## Problem
Determine how many lines in the entries below include "there". The reply should be that number and nothing else.

===== Record extracts =====

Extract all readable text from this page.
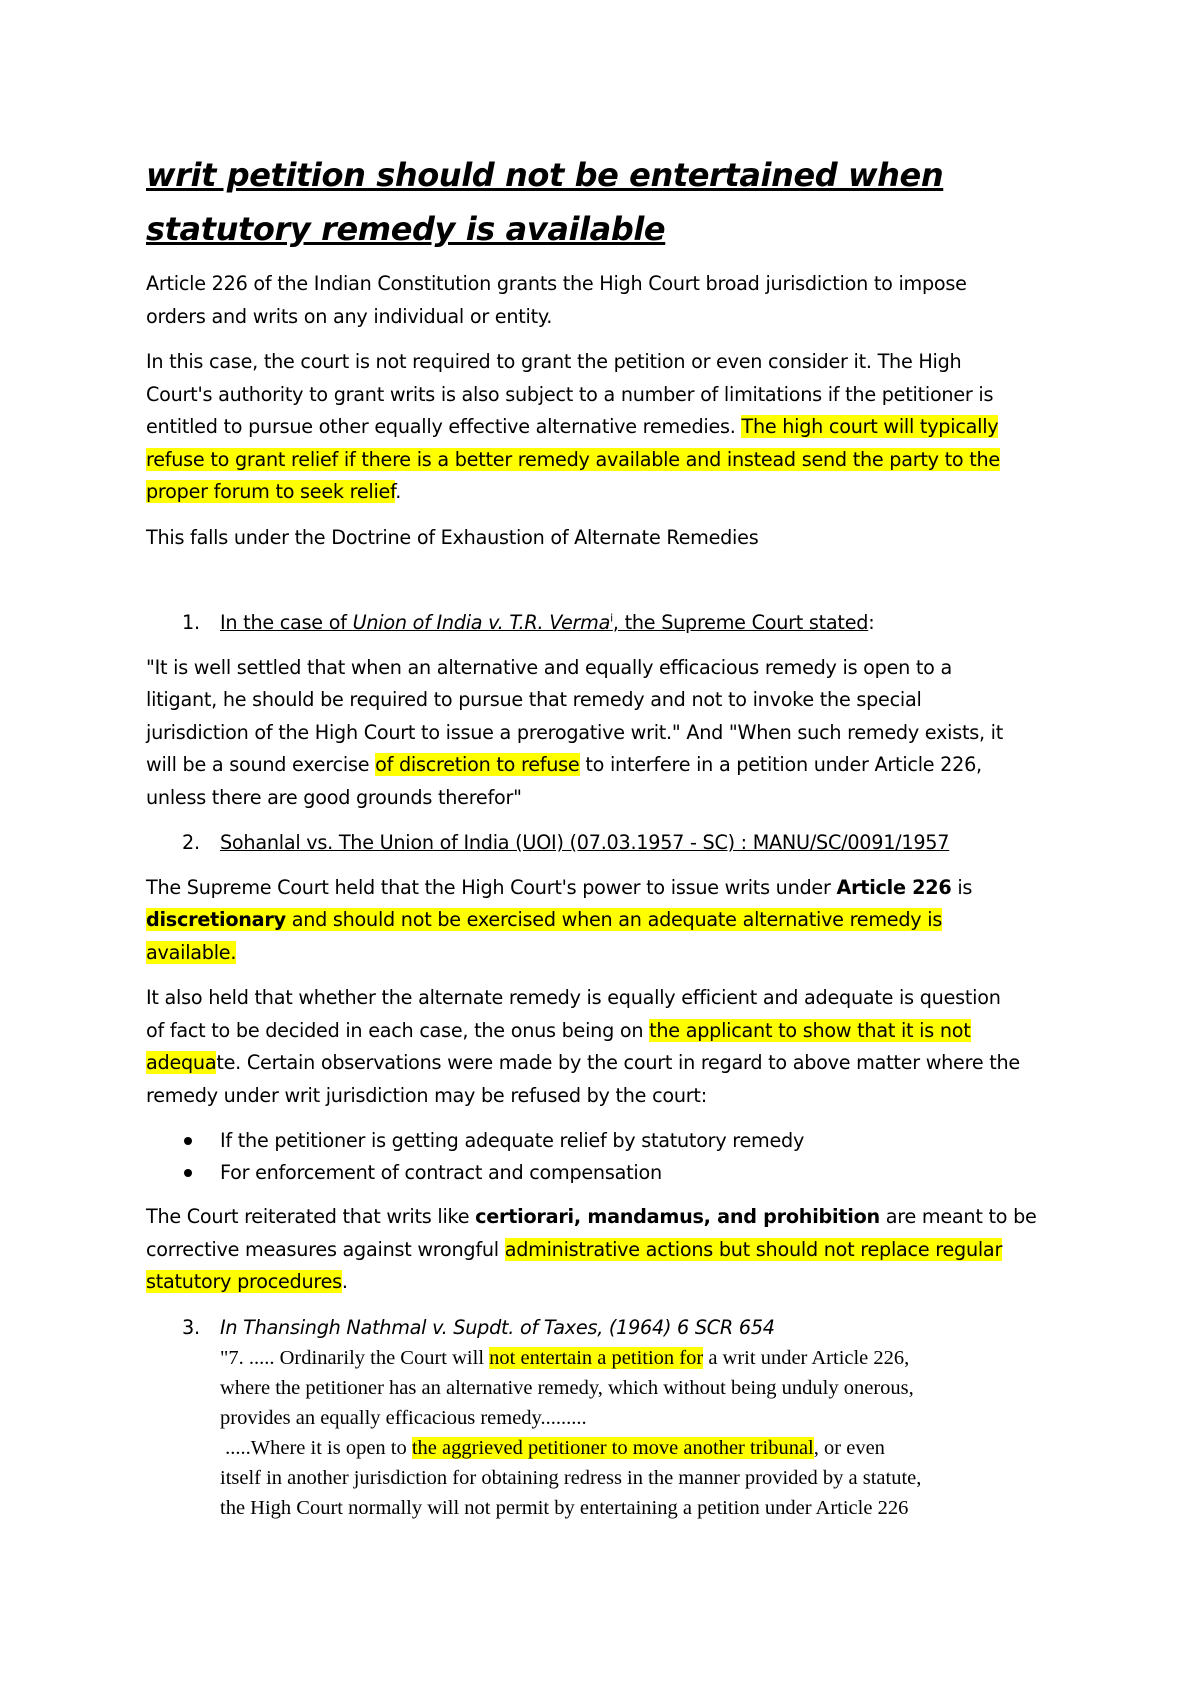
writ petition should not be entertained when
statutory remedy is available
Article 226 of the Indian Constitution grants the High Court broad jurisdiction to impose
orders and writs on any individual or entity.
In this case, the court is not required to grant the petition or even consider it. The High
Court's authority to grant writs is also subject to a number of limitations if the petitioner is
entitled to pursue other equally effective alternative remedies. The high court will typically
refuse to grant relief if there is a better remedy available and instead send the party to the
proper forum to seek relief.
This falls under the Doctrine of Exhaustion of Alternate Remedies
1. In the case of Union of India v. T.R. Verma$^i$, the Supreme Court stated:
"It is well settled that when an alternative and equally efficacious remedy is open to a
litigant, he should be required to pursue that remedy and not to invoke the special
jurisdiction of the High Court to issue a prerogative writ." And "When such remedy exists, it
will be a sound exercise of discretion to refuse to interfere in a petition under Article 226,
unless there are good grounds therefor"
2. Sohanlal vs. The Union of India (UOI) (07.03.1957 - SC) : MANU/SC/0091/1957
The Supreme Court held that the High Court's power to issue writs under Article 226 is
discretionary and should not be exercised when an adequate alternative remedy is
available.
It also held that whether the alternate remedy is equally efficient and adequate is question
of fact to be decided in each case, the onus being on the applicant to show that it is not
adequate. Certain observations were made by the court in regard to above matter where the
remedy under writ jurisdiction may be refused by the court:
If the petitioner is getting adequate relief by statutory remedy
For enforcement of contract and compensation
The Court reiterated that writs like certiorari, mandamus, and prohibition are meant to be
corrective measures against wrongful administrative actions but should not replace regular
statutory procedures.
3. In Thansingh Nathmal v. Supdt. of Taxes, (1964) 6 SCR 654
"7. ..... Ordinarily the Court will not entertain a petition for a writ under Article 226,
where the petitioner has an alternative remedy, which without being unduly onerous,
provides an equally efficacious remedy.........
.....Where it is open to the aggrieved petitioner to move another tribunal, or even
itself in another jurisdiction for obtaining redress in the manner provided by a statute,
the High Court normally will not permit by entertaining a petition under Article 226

=====
===== Record extracts =====

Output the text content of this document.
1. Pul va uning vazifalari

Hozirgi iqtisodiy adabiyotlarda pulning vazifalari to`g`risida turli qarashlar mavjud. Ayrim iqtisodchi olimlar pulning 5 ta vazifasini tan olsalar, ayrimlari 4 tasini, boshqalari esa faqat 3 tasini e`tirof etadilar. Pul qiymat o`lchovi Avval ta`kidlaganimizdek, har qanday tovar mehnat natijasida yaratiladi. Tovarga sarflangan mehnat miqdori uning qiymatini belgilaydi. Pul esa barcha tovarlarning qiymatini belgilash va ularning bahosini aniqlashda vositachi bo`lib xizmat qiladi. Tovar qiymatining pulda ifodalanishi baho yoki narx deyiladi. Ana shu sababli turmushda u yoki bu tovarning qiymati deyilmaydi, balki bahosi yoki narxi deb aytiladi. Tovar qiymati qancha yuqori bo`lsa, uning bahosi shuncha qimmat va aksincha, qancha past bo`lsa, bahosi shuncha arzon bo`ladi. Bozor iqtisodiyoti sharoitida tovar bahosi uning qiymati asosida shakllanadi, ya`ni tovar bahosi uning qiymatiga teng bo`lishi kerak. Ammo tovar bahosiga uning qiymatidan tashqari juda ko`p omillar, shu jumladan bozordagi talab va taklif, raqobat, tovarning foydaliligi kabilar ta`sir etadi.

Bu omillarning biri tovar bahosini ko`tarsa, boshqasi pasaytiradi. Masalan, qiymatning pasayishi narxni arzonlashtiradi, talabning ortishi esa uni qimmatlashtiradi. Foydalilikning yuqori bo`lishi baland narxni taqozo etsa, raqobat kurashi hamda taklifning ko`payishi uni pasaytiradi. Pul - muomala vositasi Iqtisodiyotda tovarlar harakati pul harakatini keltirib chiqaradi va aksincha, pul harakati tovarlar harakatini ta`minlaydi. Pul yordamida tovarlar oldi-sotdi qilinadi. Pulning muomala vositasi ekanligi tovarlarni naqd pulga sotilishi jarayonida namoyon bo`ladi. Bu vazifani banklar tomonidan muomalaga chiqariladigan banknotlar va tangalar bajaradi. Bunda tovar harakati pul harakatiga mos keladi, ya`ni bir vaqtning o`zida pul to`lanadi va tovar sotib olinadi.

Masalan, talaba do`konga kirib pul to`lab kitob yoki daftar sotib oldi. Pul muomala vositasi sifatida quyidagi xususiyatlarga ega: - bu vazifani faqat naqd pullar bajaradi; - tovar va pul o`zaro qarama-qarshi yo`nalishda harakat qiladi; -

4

=====

## Task response
2